**Short task**
What follows is a listing. Return every line of it exactly.

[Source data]
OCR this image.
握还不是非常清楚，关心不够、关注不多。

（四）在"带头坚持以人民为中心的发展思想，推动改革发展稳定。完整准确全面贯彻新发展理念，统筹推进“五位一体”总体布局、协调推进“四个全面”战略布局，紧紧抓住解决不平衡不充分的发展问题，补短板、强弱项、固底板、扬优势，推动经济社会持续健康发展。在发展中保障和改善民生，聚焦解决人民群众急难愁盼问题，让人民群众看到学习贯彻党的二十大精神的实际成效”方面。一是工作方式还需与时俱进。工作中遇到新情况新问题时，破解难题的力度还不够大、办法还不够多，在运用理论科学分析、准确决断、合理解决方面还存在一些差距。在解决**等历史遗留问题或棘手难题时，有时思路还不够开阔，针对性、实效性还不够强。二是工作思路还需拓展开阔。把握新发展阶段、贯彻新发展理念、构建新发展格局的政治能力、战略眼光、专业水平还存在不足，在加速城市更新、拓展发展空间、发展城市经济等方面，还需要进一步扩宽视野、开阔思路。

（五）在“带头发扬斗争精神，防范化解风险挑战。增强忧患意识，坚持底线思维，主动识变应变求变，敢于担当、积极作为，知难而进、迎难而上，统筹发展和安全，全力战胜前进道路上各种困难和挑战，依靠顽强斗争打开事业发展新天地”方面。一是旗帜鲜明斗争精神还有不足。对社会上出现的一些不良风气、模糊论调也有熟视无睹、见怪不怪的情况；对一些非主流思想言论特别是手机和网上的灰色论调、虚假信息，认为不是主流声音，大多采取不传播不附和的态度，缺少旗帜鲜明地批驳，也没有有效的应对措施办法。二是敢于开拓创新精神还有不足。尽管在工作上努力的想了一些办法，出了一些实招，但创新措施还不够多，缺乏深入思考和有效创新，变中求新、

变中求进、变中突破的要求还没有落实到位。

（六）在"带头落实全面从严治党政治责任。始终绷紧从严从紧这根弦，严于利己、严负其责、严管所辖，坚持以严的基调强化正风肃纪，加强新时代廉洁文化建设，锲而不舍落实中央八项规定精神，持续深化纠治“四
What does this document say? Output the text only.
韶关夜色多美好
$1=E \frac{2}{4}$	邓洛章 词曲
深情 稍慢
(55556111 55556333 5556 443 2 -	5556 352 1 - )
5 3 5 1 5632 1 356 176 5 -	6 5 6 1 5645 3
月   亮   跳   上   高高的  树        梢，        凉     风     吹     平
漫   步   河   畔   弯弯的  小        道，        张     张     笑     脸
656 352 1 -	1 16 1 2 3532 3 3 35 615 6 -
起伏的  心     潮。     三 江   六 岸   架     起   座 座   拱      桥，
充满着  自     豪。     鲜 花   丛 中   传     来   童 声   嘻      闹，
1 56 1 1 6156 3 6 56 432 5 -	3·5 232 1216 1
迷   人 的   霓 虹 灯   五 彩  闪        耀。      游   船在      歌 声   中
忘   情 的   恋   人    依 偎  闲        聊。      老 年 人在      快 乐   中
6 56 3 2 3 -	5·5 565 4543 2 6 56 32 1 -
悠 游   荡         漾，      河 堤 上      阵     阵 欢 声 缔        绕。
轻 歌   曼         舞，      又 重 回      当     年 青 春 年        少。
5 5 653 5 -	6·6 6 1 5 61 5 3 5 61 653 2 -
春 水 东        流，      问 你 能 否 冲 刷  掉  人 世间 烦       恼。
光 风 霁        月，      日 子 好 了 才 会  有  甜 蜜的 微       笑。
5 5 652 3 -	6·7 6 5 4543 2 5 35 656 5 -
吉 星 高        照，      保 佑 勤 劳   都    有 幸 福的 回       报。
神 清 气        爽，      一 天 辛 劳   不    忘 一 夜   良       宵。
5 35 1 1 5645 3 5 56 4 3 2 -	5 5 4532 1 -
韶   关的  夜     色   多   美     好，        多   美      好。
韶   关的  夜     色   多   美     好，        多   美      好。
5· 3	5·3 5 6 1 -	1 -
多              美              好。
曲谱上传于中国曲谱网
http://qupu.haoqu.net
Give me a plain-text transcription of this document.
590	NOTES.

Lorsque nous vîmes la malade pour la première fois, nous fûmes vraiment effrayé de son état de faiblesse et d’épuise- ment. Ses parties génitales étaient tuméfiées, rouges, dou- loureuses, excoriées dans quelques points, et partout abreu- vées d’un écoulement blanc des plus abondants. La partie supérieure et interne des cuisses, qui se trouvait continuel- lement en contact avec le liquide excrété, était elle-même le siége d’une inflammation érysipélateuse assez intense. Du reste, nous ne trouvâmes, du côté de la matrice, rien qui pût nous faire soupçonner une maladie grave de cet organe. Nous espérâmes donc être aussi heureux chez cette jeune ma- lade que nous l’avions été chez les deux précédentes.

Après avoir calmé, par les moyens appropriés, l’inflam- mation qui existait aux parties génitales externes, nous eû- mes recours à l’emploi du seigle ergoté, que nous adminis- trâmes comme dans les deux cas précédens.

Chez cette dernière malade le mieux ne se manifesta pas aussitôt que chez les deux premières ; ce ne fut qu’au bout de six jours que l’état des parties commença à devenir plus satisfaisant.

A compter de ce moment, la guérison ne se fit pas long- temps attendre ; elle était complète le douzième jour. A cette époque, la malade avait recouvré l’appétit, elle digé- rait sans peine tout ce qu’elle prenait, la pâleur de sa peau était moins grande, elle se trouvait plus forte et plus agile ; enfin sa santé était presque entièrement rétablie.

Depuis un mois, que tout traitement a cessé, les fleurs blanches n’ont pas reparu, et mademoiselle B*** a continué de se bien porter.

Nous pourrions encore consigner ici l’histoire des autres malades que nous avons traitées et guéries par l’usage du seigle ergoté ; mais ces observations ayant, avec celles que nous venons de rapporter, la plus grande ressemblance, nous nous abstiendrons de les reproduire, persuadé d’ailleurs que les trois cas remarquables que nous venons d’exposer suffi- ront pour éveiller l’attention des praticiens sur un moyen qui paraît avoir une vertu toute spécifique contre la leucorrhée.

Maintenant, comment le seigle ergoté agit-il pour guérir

**Response to this task**
OCR this image.
握还不是非常清楚，关心不够、关注不多。

（四）在"带头坚持以人民为中心的发展思想，推动改革发展稳定。完整准确全面贯彻新发展理念，统筹推进“五位一体”总体布局、协调推进“四个全面”战略布局，紧紧抓住解决不平衡不充分的发展问题，补短板、强弱项、固底板、扬优势，推动经济社会持续健康发展。在发展中保障和改善民生，聚焦解决人民群众急难愁盼问题，让人民群众看到学习贯彻党的二十大精神的实际成效”方面。一是工作方式还需与时俱进。工作中遇到新情况新问题时，破解难题的力度还不够大、办法还不够多，在运用理论科学分析、准确决断、合理解决方面还存在一些差距。在解决**等历史遗留问题或棘手难题时，有时思路还不够开阔，针对性、实效性还不够强。二是工作思路还需拓展开阔。把握新发展阶段、贯彻新发展理念、构建新发展格局的政治能力、战略眼光、专业水平还存在不足，在加速城市更新、拓展发展空间、发展城市经济等方面，还需要进一步扩宽视野、开阔思路。

（五）在“带头发扬斗争精神，防范化解风险挑战。增强忧患意识，坚持底线思维，主动识变应变求变，敢于担当、积极作为，知难而进、迎难而上，统筹发展和安全，全力战胜前进道路上各种困难和挑战，依靠顽强斗争打开事业发展新天地”方面。一是旗帜鲜明斗争精神还有不足。对社会上出现的一些不良风气、模糊论调也有熟视无睹、见怪不怪的情况；对一些非主流思想言论特别是手机和网上的灰色论调、虚假信息，认为不是主流声音，大多采取不传播不附和的态度，缺少旗帜鲜明地批驳，也没有有效的应对措施办法。二是敢于开拓创新精神还有不足。尽管在工作上努力的想了一些办法，出了一些实招，但创新措施还不够多，缺乏深入思考和有效创新，变中求新、

变中求进、变中突破的要求还没有落实到位。

（六）在"带头落实全面从严治党政治责任。始终绷紧从严从紧这根弦，严于利己、严负其责、严管所辖，坚持以严的基调强化正风肃纪，加强新时代廉洁文化建设，锲而不舍落实中央八项规定精神，持续深化纠治“四
What does this document say? Output the text only.
韶关夜色多美好
$1=E \frac{2}{4}$	邓洛章 词曲
深情 稍慢
(55556111 55556333 5556 443 2 -	5556 352 1 - )
5 3 5 1 5632 1 356 176 5 -	6 5 6 1 5645 3
月   亮   跳   上   高高的  树        梢，        凉     风     吹     平
漫   步   河   畔   弯弯的  小        道，        张     张     笑     脸
656 352 1 -	1 16 1 2 3532 3 3 35 615 6 -
起伏的  心     潮。     三 江   六 岸   架     起   座 座   拱      桥，
充满着  自     豪。     鲜 花   丛 中   传     来   童 声   嘻      闹，
1 56 1 1 6156 3 6 56 432 5 -	3·5 232 1216 1
迷   人 的   霓 虹 灯   五 彩  闪        耀。      游   船在      歌 声   中
忘   情 的   恋   人    依 偎  闲        聊。      老 年 人在      快 乐   中
6 56 3 2 3 -	5·5 565 4543 2 6 56 32 1 -
悠 游   荡         漾，      河 堤 上      阵     阵 欢 声 缔        绕。
轻 歌   曼         舞，      又 重 回      当     年 青 春 年        少。
5 5 653 5 -	6·6 6 1 5 61 5 3 5 61 653 2 -
春 水 东        流，      问 你 能 否 冲 刷  掉  人 世间 烦       恼。
光 风 霁        月，      日 子 好 了 才 会  有  甜 蜜的 微       笑。
5 5 652 3 -	6·7 6 5 4543 2 5 35 656 5 -
吉 星 高        照，      保 佑 勤 劳   都    有 幸 福的 回       报。
神 清 气        爽，      一 天 辛 劳   不    忘 一 夜   良       宵。
5 35 1 1 5645 3 5 56 4 3 2 -	5 5 4532 1 -
韶   关的  夜     色   多   美     好，        多   美      好。
韶   关的  夜     色   多   美     好，        多   美      好。
5· 3	5·3 5 6 1 -	1 -
多              美              好。
曲谱上传于中国曲谱网
http://qupu.haoqu.net
Give me a plain-text transcription of this document.
590	NOTES.

Lorsque nous vîmes la malade pour la première fois, nous fûmes vraiment effrayé de son état de faiblesse et d’épuise- ment. Ses parties génitales étaient tuméfiées, rouges, dou- loureuses, excoriées dans quelques points, et partout abreu- vées d’un écoulement blanc des plus abondants. La partie supérieure et interne des cuisses, qui se trouvait continuel- lement en contact avec le liquide excrété, était elle-même le siége d’une inflammation érysipélateuse assez intense. Du reste, nous ne trouvâmes, du côté de la matrice, rien qui pût nous faire soupçonner une maladie grave de cet organe. Nous espérâmes donc être aussi heureux chez cette jeune ma- lade que nous l’avions été chez les deux précédentes.

Après avoir calmé, par les moyens appropriés, l’inflam- mation qui existait aux parties génitales externes, nous eû- mes recours à l’emploi du seigle ergoté, que nous adminis- trâmes comme dans les deux cas précédens.

Chez cette dernière malade le mieux ne se manifesta pas aussitôt que chez les deux premières ; ce ne fut qu’au bout de six jours que l’état des parties commença à devenir plus satisfaisant.

A compter de ce moment, la guérison ne se fit pas long- temps attendre ; elle était complète le douzième jour. A cette époque, la malade avait recouvré l’appétit, elle digé- rait sans peine tout ce qu’elle prenait, la pâleur de sa peau était moins grande, elle se trouvait plus forte et plus agile ; enfin sa santé était presque entièrement rétablie.

Depuis un mois, que tout traitement a cessé, les fleurs blanches n’ont pas reparu, et mademoiselle B*** a continué de se bien porter.

Nous pourrions encore consigner ici l’histoire des autres malades que nous avons traitées et guéries par l’usage du seigle ergoté ; mais ces observations ayant, avec celles que nous venons de rapporter, la plus grande ressemblance, nous nous abstiendrons de les reproduire, persuadé d’ailleurs que les trois cas remarquables que nous venons d’exposer suffi- ront pour éveiller l’attention des praticiens sur un moyen qui paraît avoir une vertu toute spécifique contre la leucorrhée.

Maintenant, comment le seigle ergoté agit-il pour guérir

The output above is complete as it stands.